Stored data
## begin

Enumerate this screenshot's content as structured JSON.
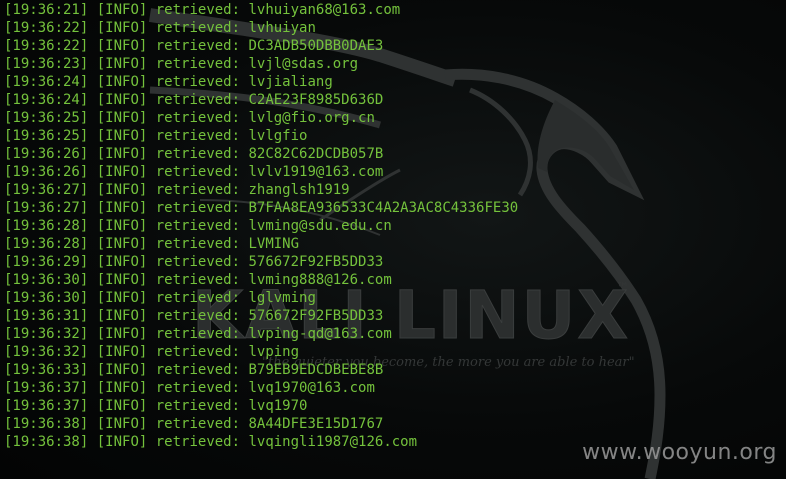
{
  "wallpaper": {
    "logo_text": "KALI LINUX",
    "trademark": "™",
    "tagline": "\"the quieter you become, the more you are able to hear\""
  },
  "watermark": "www.wooyun.org",
  "log_lines": [
    {
      "time": "[19:36:21]",
      "level": "[INFO]",
      "message": "retrieved: lvhuiyan68@163.com"
    },
    {
      "time": "[19:36:22]",
      "level": "[INFO]",
      "message": "retrieved: lvhuiyan"
    },
    {
      "time": "[19:36:22]",
      "level": "[INFO]",
      "message": "retrieved: DC3ADB50DBB0DAE3"
    },
    {
      "time": "[19:36:23]",
      "level": "[INFO]",
      "message": "retrieved: lvjl@sdas.org"
    },
    {
      "time": "[19:36:24]",
      "level": "[INFO]",
      "message": "retrieved: lvjialiang"
    },
    {
      "time": "[19:36:24]",
      "level": "[INFO]",
      "message": "retrieved: C2AE23F8985D636D"
    },
    {
      "time": "[19:36:25]",
      "level": "[INFO]",
      "message": "retrieved: lvlg@fio.org.cn"
    },
    {
      "time": "[19:36:25]",
      "level": "[INFO]",
      "message": "retrieved: lvlgfio"
    },
    {
      "time": "[19:36:26]",
      "level": "[INFO]",
      "message": "retrieved: 82C82C62DCDB057B"
    },
    {
      "time": "[19:36:26]",
      "level": "[INFO]",
      "message": "retrieved: lvlv1919@163.com"
    },
    {
      "time": "[19:36:27]",
      "level": "[INFO]",
      "message": "retrieved: zhanglsh1919"
    },
    {
      "time": "[19:36:27]",
      "level": "[INFO]",
      "message": "retrieved: B7FAA8EA936533C4A2A3AC8C4336FE30"
    },
    {
      "time": "[19:36:28]",
      "level": "[INFO]",
      "message": "retrieved: lvming@sdu.edu.cn"
    },
    {
      "time": "[19:36:28]",
      "level": "[INFO]",
      "message": "retrieved: LVMING"
    },
    {
      "time": "[19:36:29]",
      "level": "[INFO]",
      "message": "retrieved: 576672F92FB5DD33"
    },
    {
      "time": "[19:36:30]",
      "level": "[INFO]",
      "message": "retrieved: lvming888@126.com"
    },
    {
      "time": "[19:36:30]",
      "level": "[INFO]",
      "message": "retrieved: lglvming"
    },
    {
      "time": "[19:36:31]",
      "level": "[INFO]",
      "message": "retrieved: 576672F92FB5DD33"
    },
    {
      "time": "[19:36:32]",
      "level": "[INFO]",
      "message": "retrieved: lvping-qd@163.com"
    },
    {
      "time": "[19:36:32]",
      "level": "[INFO]",
      "message": "retrieved: lvping"
    },
    {
      "time": "[19:36:33]",
      "level": "[INFO]",
      "message": "retrieved: B79EB9EDCDBEBE8B"
    },
    {
      "time": "[19:36:37]",
      "level": "[INFO]",
      "message": "retrieved: lvq1970@163.com"
    },
    {
      "time": "[19:36:37]",
      "level": "[INFO]",
      "message": "retrieved: lvq1970"
    },
    {
      "time": "[19:36:38]",
      "level": "[INFO]",
      "message": "retrieved: 8A44DFE3E15D1767"
    },
    {
      "time": "[19:36:38]",
      "level": "[INFO]",
      "message": "retrieved: lvqingli1987@126.com"
    }
  ],
  "colors": {
    "terminal_text": "#74c23c",
    "background": "#050707",
    "watermark": "#9a9a9a"
  }
}
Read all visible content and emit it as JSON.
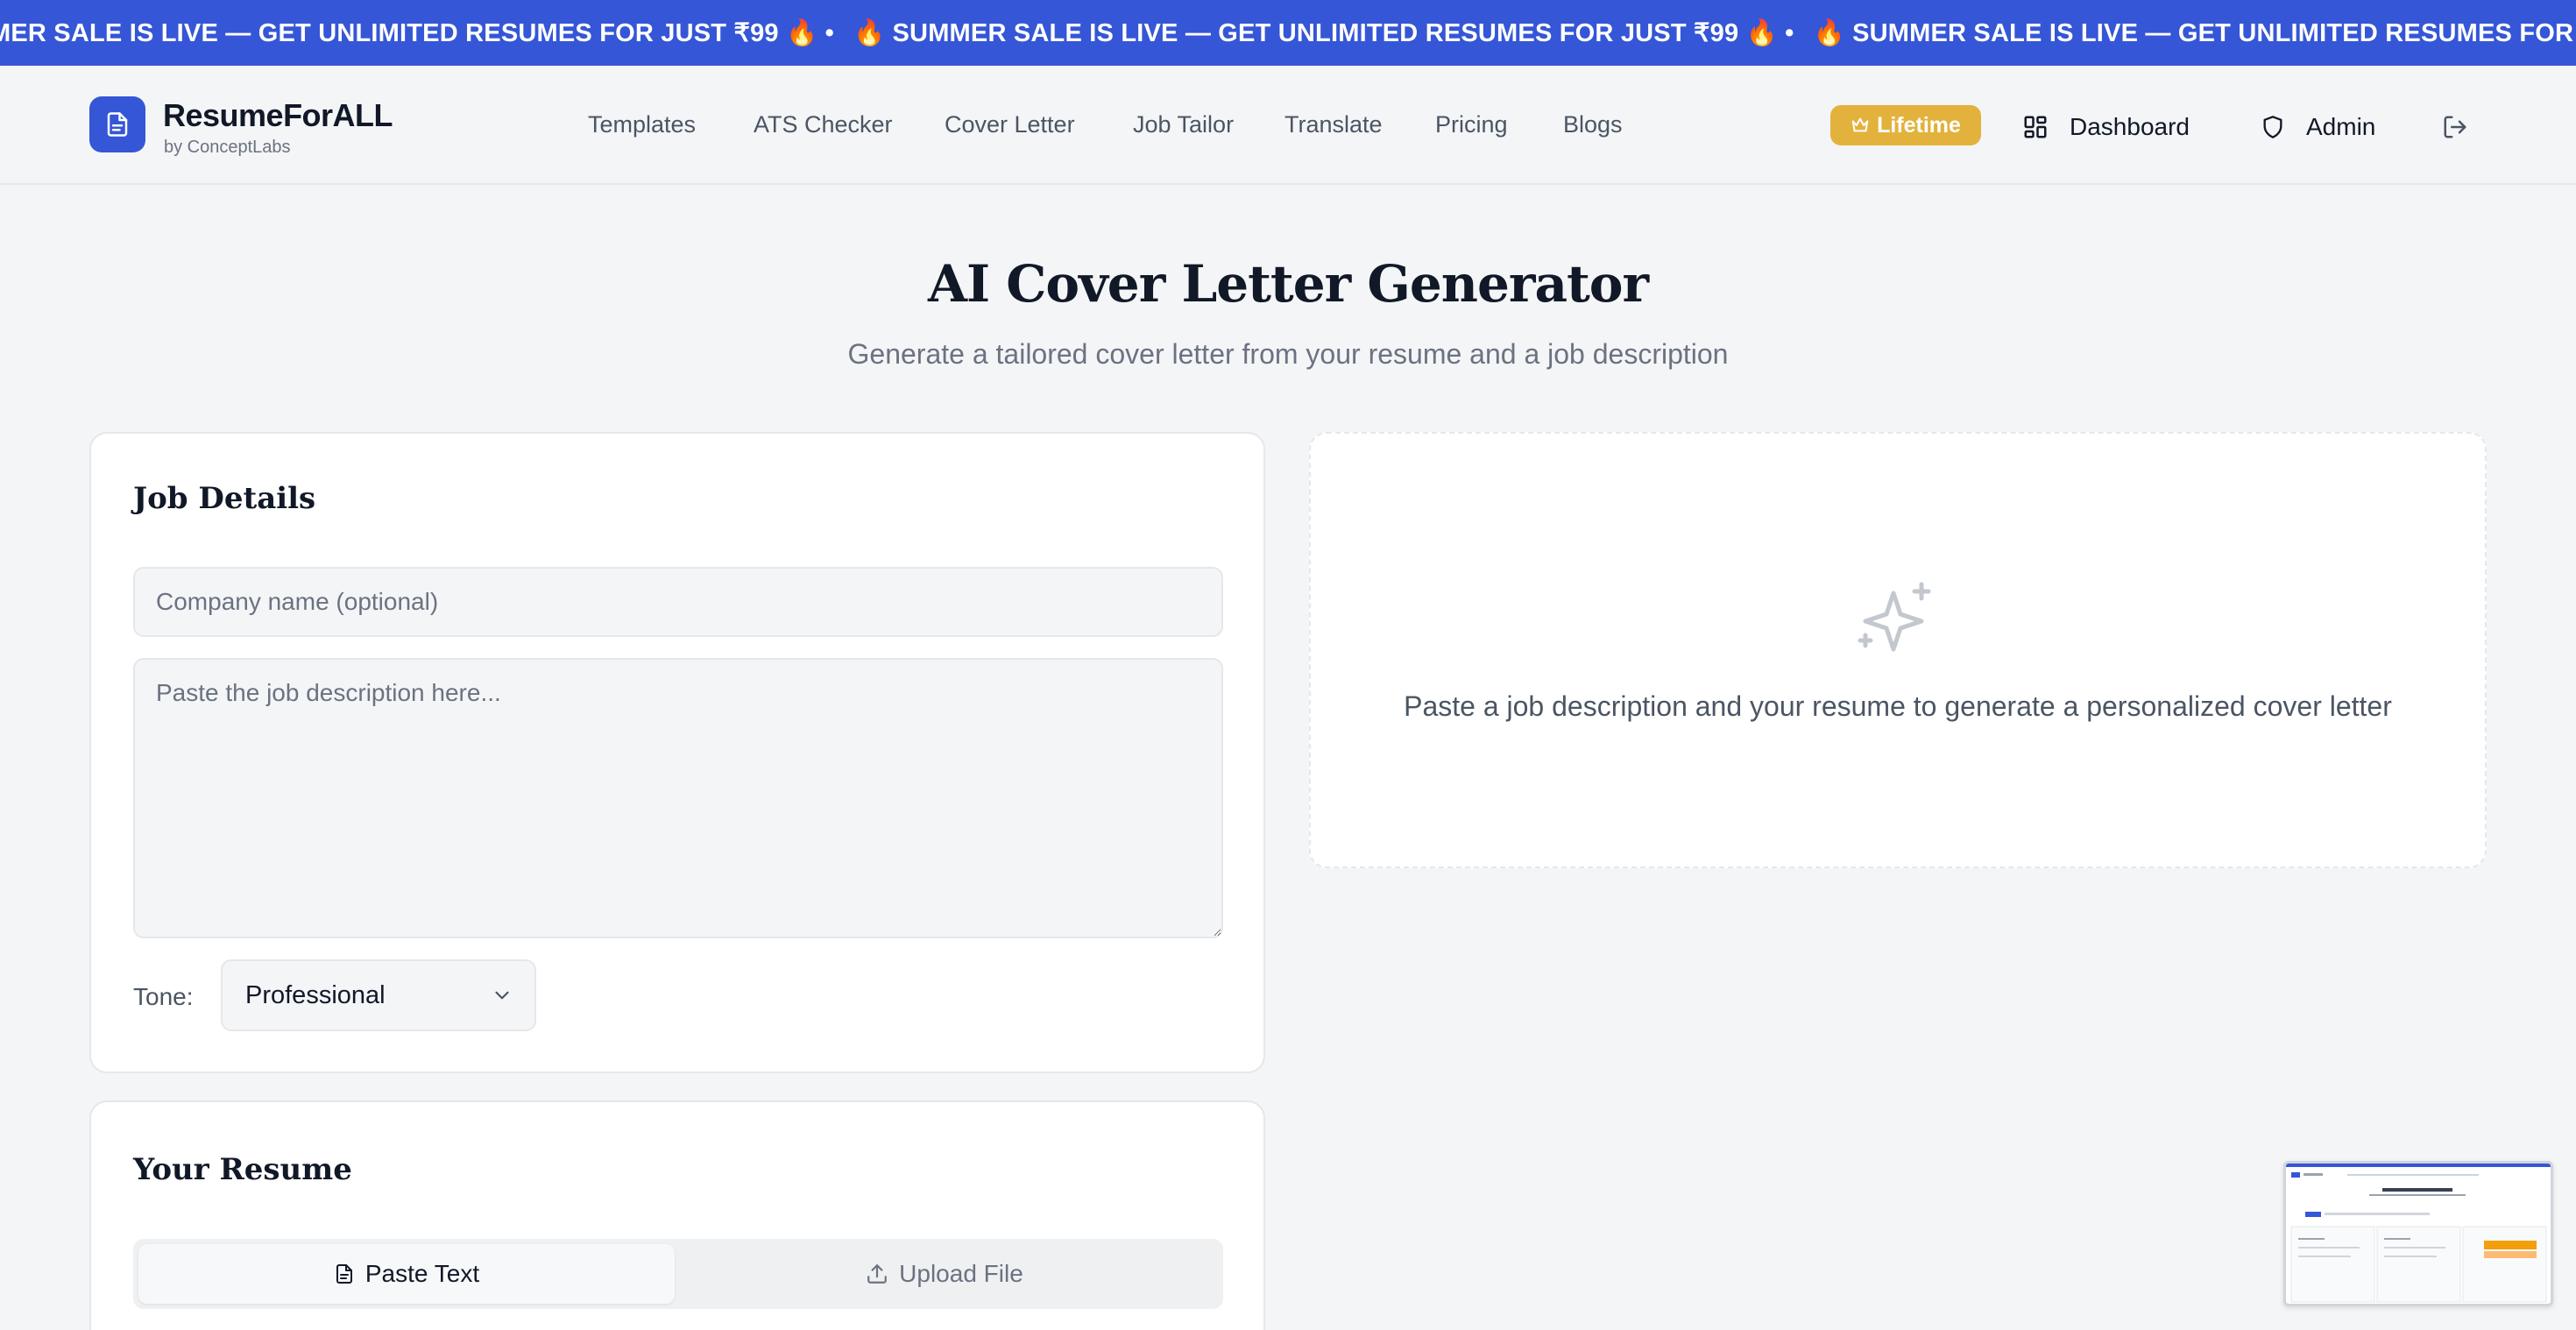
{
  "announcement": {
    "text": "🔥 SUMMER SALE IS LIVE — GET UNLIMITED RESUMES FOR JUST ₹99 🔥 •",
    "visible_segments": [
      "MER SALE IS LIVE — GET UNLIMITED RESUMES FOR JUST ₹99 🔥 •",
      "🔥 SUMMER SALE IS LIVE — GET UNLIMITED RESUMES FOR JUST ₹99 🔥 •",
      "🔥 SUMMER SALE IS LIVE — GET UNLIMITED RESUMES FOR JUST ₹99 🔥 •",
      "🔥 S"
    ]
  },
  "brand": {
    "name": "ResumeForALL",
    "byline": "by ConceptLabs",
    "logo_icon": "document-icon",
    "accent": "#3556d6"
  },
  "nav": {
    "links": [
      "Templates",
      "ATS Checker",
      "Cover Letter",
      "Job Tailor",
      "Translate",
      "Pricing",
      "Blogs"
    ]
  },
  "header_actions": {
    "lifetime_label": "Lifetime",
    "lifetime_icon": "crown-icon",
    "lifetime_color": "#e3b23c",
    "dashboard_label": "Dashboard",
    "dashboard_icon": "grid-icon",
    "admin_label": "Admin",
    "admin_icon": "shield-icon",
    "logout_icon": "logout-icon"
  },
  "page": {
    "title": "AI Cover Letter Generator",
    "subtitle": "Generate a tailored cover letter from your resume and a job description"
  },
  "job_details": {
    "title": "Job Details",
    "company_placeholder": "Company name (optional)",
    "company_value": "",
    "description_placeholder": "Paste the job description here...",
    "description_value": "",
    "tone_label": "Tone:",
    "tone_value": "Professional"
  },
  "result_placeholder": {
    "icon": "sparkles-icon",
    "text": "Paste a job description and your resume to generate a personalized cover letter"
  },
  "resume": {
    "title": "Your Resume",
    "tabs": [
      {
        "label": "Paste Text",
        "icon": "document-icon",
        "active": true
      },
      {
        "label": "Upload File",
        "icon": "upload-icon",
        "active": false
      }
    ]
  }
}
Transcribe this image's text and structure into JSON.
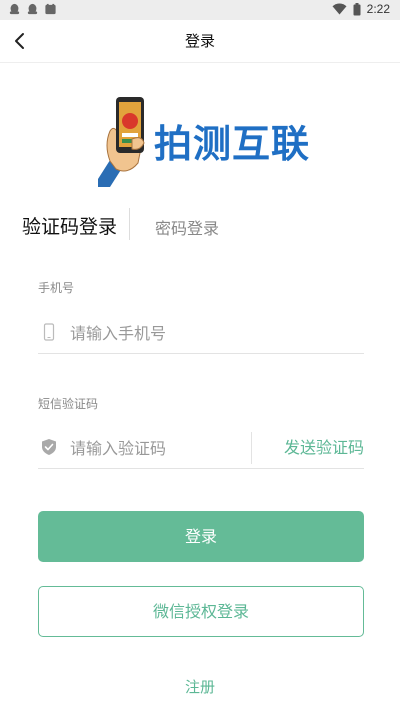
{
  "status_bar": {
    "time": "2:22",
    "left_icons": [
      "qq-icon",
      "qq-icon",
      "notification-icon"
    ],
    "right_icons": [
      "wifi-icon",
      "battery-icon"
    ]
  },
  "header": {
    "title": "登录",
    "back_icon": "chevron-left-icon"
  },
  "logo": {
    "text": "拍测互联"
  },
  "tabs": {
    "sms_login": "验证码登录",
    "password_login": "密码登录",
    "active": "sms_login"
  },
  "form": {
    "phone": {
      "label": "手机号",
      "placeholder": "请输入手机号",
      "value": "",
      "icon": "phone-icon"
    },
    "code": {
      "label": "短信验证码",
      "placeholder": "请输入验证码",
      "value": "",
      "icon": "shield-icon",
      "send_label": "发送验证码"
    }
  },
  "buttons": {
    "login": "登录",
    "wechat_login": "微信授权登录",
    "register": "注册"
  },
  "colors": {
    "accent": "#64bb97",
    "accent_text": "#5cb795",
    "logo_text": "#1f6fc4"
  }
}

## end

TASK PROMPT:
Output every entry word for word, but omit the pictures.

THE SOLUTION:
Enumerate this screenshot's content as structured JSON.
{
  "wallpaper": {
    "logo_text": "KALI LINUX",
    "trademark": "™",
    "tagline": "\"the quieter you become, the more you are able to hear\""
  },
  "watermark": "www.wooyun.org",
  "log_lines": [
    {
      "time": "[19:36:21]",
      "level": "[INFO]",
      "message": "retrieved: lvhuiyan68@163.com"
    },
    {
      "time": "[19:36:22]",
      "level": "[INFO]",
      "message": "retrieved: lvhuiyan"
    },
    {
      "time": "[19:36:22]",
      "level": "[INFO]",
      "message": "retrieved: DC3ADB50DBB0DAE3"
    },
    {
      "time": "[19:36:23]",
      "level": "[INFO]",
      "message": "retrieved: lvjl@sdas.org"
    },
    {
      "time": "[19:36:24]",
      "level": "[INFO]",
      "message": "retrieved: lvjialiang"
    },
    {
      "time": "[19:36:24]",
      "level": "[INFO]",
      "message": "retrieved: C2AE23F8985D636D"
    },
    {
      "time": "[19:36:25]",
      "level": "[INFO]",
      "message": "retrieved: lvlg@fio.org.cn"
    },
    {
      "time": "[19:36:25]",
      "level": "[INFO]",
      "message": "retrieved: lvlgfio"
    },
    {
      "time": "[19:36:26]",
      "level": "[INFO]",
      "message": "retrieved: 82C82C62DCDB057B"
    },
    {
      "time": "[19:36:26]",
      "level": "[INFO]",
      "message": "retrieved: lvlv1919@163.com"
    },
    {
      "time": "[19:36:27]",
      "level": "[INFO]",
      "message": "retrieved: zhanglsh1919"
    },
    {
      "time": "[19:36:27]",
      "level": "[INFO]",
      "message": "retrieved: B7FAA8EA936533C4A2A3AC8C4336FE30"
    },
    {
      "time": "[19:36:28]",
      "level": "[INFO]",
      "message": "retrieved: lvming@sdu.edu.cn"
    },
    {
      "time": "[19:36:28]",
      "level": "[INFO]",
      "message": "retrieved: LVMING"
    },
    {
      "time": "[19:36:29]",
      "level": "[INFO]",
      "message": "retrieved: 576672F92FB5DD33"
    },
    {
      "time": "[19:36:30]",
      "level": "[INFO]",
      "message": "retrieved: lvming888@126.com"
    },
    {
      "time": "[19:36:30]",
      "level": "[INFO]",
      "message": "retrieved: lglvming"
    },
    {
      "time": "[19:36:31]",
      "level": "[INFO]",
      "message": "retrieved: 576672F92FB5DD33"
    },
    {
      "time": "[19:36:32]",
      "level": "[INFO]",
      "message": "retrieved: lvping-qd@163.com"
    },
    {
      "time": "[19:36:32]",
      "level": "[INFO]",
      "message": "retrieved: lvping"
    },
    {
      "time": "[19:36:33]",
      "level": "[INFO]",
      "message": "retrieved: B79EB9EDCDBEBE8B"
    },
    {
      "time": "[19:36:37]",
      "level": "[INFO]",
      "message": "retrieved: lvq1970@163.com"
    },
    {
      "time": "[19:36:37]",
      "level": "[INFO]",
      "message": "retrieved: lvq1970"
    },
    {
      "time": "[19:36:38]",
      "level": "[INFO]",
      "message": "retrieved: 8A44DFE3E15D1767"
    },
    {
      "time": "[19:36:38]",
      "level": "[INFO]",
      "message": "retrieved: lvqingli1987@126.com"
    }
  ],
  "colors": {
    "terminal_text": "#74c23c",
    "background": "#050707",
    "watermark": "#9a9a9a"
  }
}
Read all visible content and emit it as JSON.
{
  "announcement": {
    "text": "🔥 SUMMER SALE IS LIVE — GET UNLIMITED RESUMES FOR JUST ₹99 🔥 •",
    "visible_segments": [
      "MER SALE IS LIVE — GET UNLIMITED RESUMES FOR JUST ₹99 🔥 •",
      "🔥 SUMMER SALE IS LIVE — GET UNLIMITED RESUMES FOR JUST ₹99 🔥 •",
      "🔥 SUMMER SALE IS LIVE — GET UNLIMITED RESUMES FOR JUST ₹99 🔥 •",
      "🔥 S"
    ]
  },
  "brand": {
    "name": "ResumeForALL",
    "byline": "by ConceptLabs",
    "logo_icon": "document-icon",
    "accent": "#3556d6"
  },
  "nav": {
    "links": [
      "Templates",
      "ATS Checker",
      "Cover Letter",
      "Job Tailor",
      "Translate",
      "Pricing",
      "Blogs"
    ]
  },
  "header_actions": {
    "lifetime_label": "Lifetime",
    "lifetime_icon": "crown-icon",
    "lifetime_color": "#e3b23c",
    "dashboard_label": "Dashboard",
    "dashboard_icon": "grid-icon",
    "admin_label": "Admin",
    "admin_icon": "shield-icon",
    "logout_icon": "logout-icon"
  },
  "page": {
    "title": "AI Cover Letter Generator",
    "subtitle": "Generate a tailored cover letter from your resume and a job description"
  },
  "job_details": {
    "title": "Job Details",
    "company_placeholder": "Company name (optional)",
    "company_value": "",
    "description_placeholder": "Paste the job description here...",
    "description_value": "",
    "tone_label": "Tone:",
    "tone_value": "Professional"
  },
  "result_placeholder": {
    "icon": "sparkles-icon",
    "text": "Paste a job description and your resume to generate a personalized cover letter"
  },
  "resume": {
    "title": "Your Resume",
    "tabs": [
      {
        "label": "Paste Text",
        "icon": "document-icon",
        "active": true
      },
      {
        "label": "Upload File",
        "icon": "upload-icon",
        "active": false
      }
    ]
  }
}
Transcribe this image's text and structure into JSON.
{
  "status_bar": {
    "time": "2:22",
    "left_icons": [
      "qq-icon",
      "qq-icon",
      "notification-icon"
    ],
    "right_icons": [
      "wifi-icon",
      "battery-icon"
    ]
  },
  "header": {
    "title": "登录",
    "back_icon": "chevron-left-icon"
  },
  "logo": {
    "text": "拍测互联"
  },
  "tabs": {
    "sms_login": "验证码登录",
    "password_login": "密码登录",
    "active": "sms_login"
  },
  "form": {
    "phone": {
      "label": "手机号",
      "placeholder": "请输入手机号",
      "value": "",
      "icon": "phone-icon"
    },
    "code": {
      "label": "短信验证码",
      "placeholder": "请输入验证码",
      "value": "",
      "icon": "shield-icon",
      "send_label": "发送验证码"
    }
  },
  "buttons": {
    "login": "登录",
    "wechat_login": "微信授权登录",
    "register": "注册"
  },
  "colors": {
    "accent": "#64bb97",
    "accent_text": "#5cb795",
    "logo_text": "#1f6fc4"
  }
}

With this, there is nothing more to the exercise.